[Reading passage — start]
The Supreme Court agreed yesterday to allow Norfolk to return to a public school system with neighborhood elementary schools this fall, permitting the Virginia city to become the first in the nation to win court approval to abandon a busing program that successfully integrated schools.

With three justices dissenting, the court declined to block Norfolk's plans to end most elementary school busing next school year. The high court thus rejected a petition from 22 black parents who claimed the proposal would resegregate most schools in the city.

The court dealt only with the issue of when the city could abandon its busing plan, but its action yesterday may signal that opponents of the Norfolk plan will have difficulty gaining the votes of enough justices to win a full hearing over the issue.

The court's action yesterday was regarded as victory for the Reagan administration.

Justice Department lawyers had joined with Norfolk officials in arguing that the city had done enough in 15 years of busing to eliminate the traces of its once-segregated public school system. William Bradford Reynolds, chief of the civil rights division, said last year that the Norfolk plan could apply to "many, many other school districts around the country."

"The effect of today's ruling is to allow them to go ahead," said a disappointed James Nabrit, of the NAACP Legal Defense and Education Fund in New York. The fund and others argued that the Norfolk plan would open the way for other school systems to abandon busing as a mean of racially integrating schools.

Hundreds of school systems, including those in Prince George's County and most major cities, are under court orders to integrate their schools, and many do so through busing.

"We're very pleased to get this," said Jack Greer, attorney for the School Board. The Neighborhood Elementary Schools Plan was adopted by the Norfolk School Board on April 14. It had been upheld by a District Court judge and a panel of the 4th Circuit Court of Appeals.

Lawyers for the city and the NAACP agreed that Norfolk's busing plan had successfully ended "racially identifiable" schools in the city, but the School Board, citing massive white flight from the public schools, said that the plan was now harming the city and could lead to a largely black system. About 58 percent of the system's 36,000 students are black.
[Reading passage — finish]
[Data listing — start]
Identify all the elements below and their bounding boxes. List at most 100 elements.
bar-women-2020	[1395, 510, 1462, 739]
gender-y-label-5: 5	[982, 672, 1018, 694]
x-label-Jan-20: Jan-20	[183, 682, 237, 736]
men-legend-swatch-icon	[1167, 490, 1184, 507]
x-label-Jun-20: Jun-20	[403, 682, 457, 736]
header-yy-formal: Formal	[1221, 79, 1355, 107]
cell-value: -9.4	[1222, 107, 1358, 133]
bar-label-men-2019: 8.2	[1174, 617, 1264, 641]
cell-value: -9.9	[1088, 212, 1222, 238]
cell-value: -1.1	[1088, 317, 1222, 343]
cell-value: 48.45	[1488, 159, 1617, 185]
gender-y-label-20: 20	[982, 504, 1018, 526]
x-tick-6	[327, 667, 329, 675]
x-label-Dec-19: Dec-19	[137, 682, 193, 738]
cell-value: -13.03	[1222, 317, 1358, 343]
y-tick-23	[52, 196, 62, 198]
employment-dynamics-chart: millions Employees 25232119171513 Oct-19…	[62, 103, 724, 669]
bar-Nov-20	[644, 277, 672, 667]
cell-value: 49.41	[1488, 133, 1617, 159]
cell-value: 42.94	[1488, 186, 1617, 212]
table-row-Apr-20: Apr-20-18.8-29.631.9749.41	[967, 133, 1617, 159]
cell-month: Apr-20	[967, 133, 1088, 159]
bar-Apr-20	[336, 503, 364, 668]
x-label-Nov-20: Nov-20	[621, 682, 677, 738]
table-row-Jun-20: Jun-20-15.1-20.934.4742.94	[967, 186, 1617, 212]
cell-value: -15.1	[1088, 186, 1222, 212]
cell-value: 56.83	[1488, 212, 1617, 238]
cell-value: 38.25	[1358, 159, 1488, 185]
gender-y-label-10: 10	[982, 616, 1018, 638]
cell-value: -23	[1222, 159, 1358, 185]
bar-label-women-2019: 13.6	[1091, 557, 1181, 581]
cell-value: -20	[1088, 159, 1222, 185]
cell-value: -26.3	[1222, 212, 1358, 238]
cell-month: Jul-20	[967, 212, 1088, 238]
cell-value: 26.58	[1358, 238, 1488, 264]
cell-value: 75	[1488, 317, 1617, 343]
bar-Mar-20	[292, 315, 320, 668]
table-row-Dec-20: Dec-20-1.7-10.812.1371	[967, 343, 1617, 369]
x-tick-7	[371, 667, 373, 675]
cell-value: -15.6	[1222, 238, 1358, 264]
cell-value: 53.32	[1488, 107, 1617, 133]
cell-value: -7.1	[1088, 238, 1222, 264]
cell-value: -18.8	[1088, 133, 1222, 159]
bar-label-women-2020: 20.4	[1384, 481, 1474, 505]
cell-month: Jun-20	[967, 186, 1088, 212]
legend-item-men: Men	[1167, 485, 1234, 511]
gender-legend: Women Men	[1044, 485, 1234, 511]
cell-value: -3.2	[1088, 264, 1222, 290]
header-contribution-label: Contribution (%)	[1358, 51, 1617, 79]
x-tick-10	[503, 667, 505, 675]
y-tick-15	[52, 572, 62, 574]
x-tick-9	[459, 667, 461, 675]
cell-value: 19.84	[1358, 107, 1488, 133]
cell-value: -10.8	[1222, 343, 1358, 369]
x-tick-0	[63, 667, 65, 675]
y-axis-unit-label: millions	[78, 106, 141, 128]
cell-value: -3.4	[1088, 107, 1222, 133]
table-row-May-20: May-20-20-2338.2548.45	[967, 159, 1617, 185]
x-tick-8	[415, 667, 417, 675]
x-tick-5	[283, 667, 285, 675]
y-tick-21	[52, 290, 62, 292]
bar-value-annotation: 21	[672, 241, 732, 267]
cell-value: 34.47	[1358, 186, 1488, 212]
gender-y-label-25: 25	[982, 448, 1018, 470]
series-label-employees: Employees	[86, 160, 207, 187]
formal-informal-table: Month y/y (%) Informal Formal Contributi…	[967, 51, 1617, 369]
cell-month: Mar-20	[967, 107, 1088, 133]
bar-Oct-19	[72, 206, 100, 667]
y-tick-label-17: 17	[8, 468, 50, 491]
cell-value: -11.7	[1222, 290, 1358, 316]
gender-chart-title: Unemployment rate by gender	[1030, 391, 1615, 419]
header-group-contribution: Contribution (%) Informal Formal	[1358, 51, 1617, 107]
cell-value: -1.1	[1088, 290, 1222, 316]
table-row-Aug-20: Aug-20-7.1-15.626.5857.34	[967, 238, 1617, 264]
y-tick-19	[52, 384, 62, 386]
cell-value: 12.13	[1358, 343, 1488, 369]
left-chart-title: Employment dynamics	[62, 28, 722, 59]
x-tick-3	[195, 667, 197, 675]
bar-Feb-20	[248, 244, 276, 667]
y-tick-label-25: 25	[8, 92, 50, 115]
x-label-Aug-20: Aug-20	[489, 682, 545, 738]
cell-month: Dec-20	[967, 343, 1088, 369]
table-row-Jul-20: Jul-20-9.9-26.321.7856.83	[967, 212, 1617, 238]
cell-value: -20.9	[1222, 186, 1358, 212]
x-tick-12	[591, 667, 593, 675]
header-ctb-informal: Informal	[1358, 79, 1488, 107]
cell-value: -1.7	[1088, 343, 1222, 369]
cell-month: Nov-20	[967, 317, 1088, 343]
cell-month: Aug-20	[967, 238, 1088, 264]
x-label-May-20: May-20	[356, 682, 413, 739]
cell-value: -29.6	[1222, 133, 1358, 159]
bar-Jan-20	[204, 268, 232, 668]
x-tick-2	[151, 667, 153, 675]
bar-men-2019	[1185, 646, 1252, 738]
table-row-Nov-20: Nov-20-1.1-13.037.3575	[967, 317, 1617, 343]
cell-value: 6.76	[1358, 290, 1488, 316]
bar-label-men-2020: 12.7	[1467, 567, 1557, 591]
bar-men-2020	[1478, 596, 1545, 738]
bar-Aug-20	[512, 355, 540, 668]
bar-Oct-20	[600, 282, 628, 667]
[Data listing — finish]
- _Work task_
Reproduce the passage of the Norfolk busing article starting at "Justice Department lawyers" and ending at "racially integrating schools.".

- _Completed exercise_
Justice Department lawyers had joined with Norfolk officials in arguing that the city had done enough in 15 years of busing to eliminate the traces of its once-segregated public school system. William Bradford Reynolds, chief of the civil rights division, said last year that the Norfolk plan could apply to "many, many other school districts around the country."

"The effect of today's ruling is to allow them to go ahead," said a disappointed James Nabrit, of the NAACP Legal Defense and Education Fund in New York. The fund and others argued that the Norfolk plan would open the way for other school systems to abandon busing as a mean of racially integrating schools.